What is required:
Return the listing below in full, with every line exactly as it is.
--- Data provided ---
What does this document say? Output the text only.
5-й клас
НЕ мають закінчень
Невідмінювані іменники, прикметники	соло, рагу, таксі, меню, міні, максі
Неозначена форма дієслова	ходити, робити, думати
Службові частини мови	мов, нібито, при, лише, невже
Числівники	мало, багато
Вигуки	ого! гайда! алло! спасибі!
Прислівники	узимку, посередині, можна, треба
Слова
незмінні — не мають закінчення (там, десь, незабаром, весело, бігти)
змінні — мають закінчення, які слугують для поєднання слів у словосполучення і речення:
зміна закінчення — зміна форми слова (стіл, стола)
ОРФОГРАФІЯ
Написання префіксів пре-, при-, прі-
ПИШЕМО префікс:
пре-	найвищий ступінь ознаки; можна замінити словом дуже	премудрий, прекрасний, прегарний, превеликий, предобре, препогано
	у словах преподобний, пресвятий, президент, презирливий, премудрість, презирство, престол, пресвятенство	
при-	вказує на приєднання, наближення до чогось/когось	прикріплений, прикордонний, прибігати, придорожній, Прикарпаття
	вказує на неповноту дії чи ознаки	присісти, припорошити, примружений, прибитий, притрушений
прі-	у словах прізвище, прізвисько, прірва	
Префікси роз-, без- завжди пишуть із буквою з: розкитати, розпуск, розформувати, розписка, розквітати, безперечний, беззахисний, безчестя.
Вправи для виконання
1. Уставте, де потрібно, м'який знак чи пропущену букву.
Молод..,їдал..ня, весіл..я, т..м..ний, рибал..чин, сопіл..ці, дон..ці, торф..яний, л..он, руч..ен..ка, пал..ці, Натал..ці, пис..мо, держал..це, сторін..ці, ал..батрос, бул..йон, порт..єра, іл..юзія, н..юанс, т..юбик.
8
---
Task result:
What does this document say? Output the text only.
5-й клас
НЕ мають закінчень
Невідмінювані іменники, прикметники	соло, рагу, таксі, меню, міні, максі
Неозначена форма дієслова	ходити, робити, думати
Службові частини мови	мов, нібито, при, лише, невже
Числівники	мало, багато
Вигуки	ого! гайда! алло! спасибі!
Прислівники	узимку, посередині, можна, треба
Слова
незмінні — не мають закінчення (там, десь, незабаром, весело, бігти)
змінні — мають закінчення, які слугують для поєднання слів у словосполучення і речення:
зміна закінчення — зміна форми слова (стіл, стола)
ОРФОГРАФІЯ
Написання префіксів пре-, при-, прі-
ПИШЕМО префікс:
пре-	найвищий ступінь ознаки; можна замінити словом дуже	премудрий, прекрасний, прегарний, превеликий, предобре, препогано
	у словах преподобний, пресвятий, президент, презирливий, премудрість, презирство, престол, пресвятенство	
при-	вказує на приєднання, наближення до чогось/когось	прикріплений, прикордонний, прибігати, придорожній, Прикарпаття
	вказує на неповноту дії чи ознаки	присісти, припорошити, примружений, прибитий, притрушений
прі-	у словах прізвище, прізвисько, прірва	
Префікси роз-, без- завжди пишуть із буквою з: розкитати, розпуск, розформувати, розписка, розквітати, безперечний, беззахисний, безчестя.
Вправи для виконання
1. Уставте, де потрібно, м'який знак чи пропущену букву.
Молод..,їдал..ня, весіл..я, т..м..ний, рибал..чин, сопіл..ці, дон..ці, торф..яний, л..он, руч..ен..ка, пал..ці, Натал..ці, пис..мо, держал..це, сторін..ці, ал..батрос, бул..йон, порт..єра, іл..юзія, н..юанс, т..юбик.
8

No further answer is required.